'''

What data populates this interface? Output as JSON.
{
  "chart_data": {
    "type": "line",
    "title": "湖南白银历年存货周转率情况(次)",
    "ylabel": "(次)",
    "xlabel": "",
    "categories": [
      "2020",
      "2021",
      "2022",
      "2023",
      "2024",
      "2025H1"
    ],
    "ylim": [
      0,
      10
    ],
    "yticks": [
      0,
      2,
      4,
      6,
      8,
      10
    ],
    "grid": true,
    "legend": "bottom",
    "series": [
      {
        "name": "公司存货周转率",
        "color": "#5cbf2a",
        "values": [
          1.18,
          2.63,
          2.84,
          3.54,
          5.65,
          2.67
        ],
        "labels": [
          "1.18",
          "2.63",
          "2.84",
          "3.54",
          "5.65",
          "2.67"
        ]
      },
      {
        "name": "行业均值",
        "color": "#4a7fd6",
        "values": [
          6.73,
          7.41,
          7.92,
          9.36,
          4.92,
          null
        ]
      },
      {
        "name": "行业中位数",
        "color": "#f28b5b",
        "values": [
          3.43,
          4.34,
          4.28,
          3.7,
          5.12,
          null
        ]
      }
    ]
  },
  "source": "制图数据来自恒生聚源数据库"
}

'''

Exercise: Retype the material in full, character for character.

Written reply:
What data populates this interface? Output as JSON.
{
  "chart_data": {
    "type": "line",
    "title": "湖南白银历年存货周转率情况(次)",
    "ylabel": "(次)",
    "xlabel": "",
    "categories": [
      "2020",
      "2021",
      "2022",
      "2023",
      "2024",
      "2025H1"
    ],
    "ylim": [
      0,
      10
    ],
    "yticks": [
      0,
      2,
      4,
      6,
      8,
      10
    ],
    "grid": true,
    "legend": "bottom",
    "series": [
      {
        "name": "公司存货周转率",
        "color": "#5cbf2a",
        "values": [
          1.18,
          2.63,
          2.84,
          3.54,
          5.65,
          2.67
        ],
        "labels": [
          "1.18",
          "2.63",
          "2.84",
          "3.54",
          "5.65",
          "2.67"
        ]
      },
      {
        "name": "行业均值",
        "color": "#4a7fd6",
        "values": [
          6.73,
          7.41,
          7.92,
          9.36,
          4.92,
          null
        ]
      },
      {
        "name": "行业中位数",
        "color": "#f28b5b",
        "values": [
          3.43,
          4.34,
          4.28,
          3.7,
          5.12,
          null
        ]
      }
    ]
  },
  "source": "制图数据来自恒生聚源数据库"
}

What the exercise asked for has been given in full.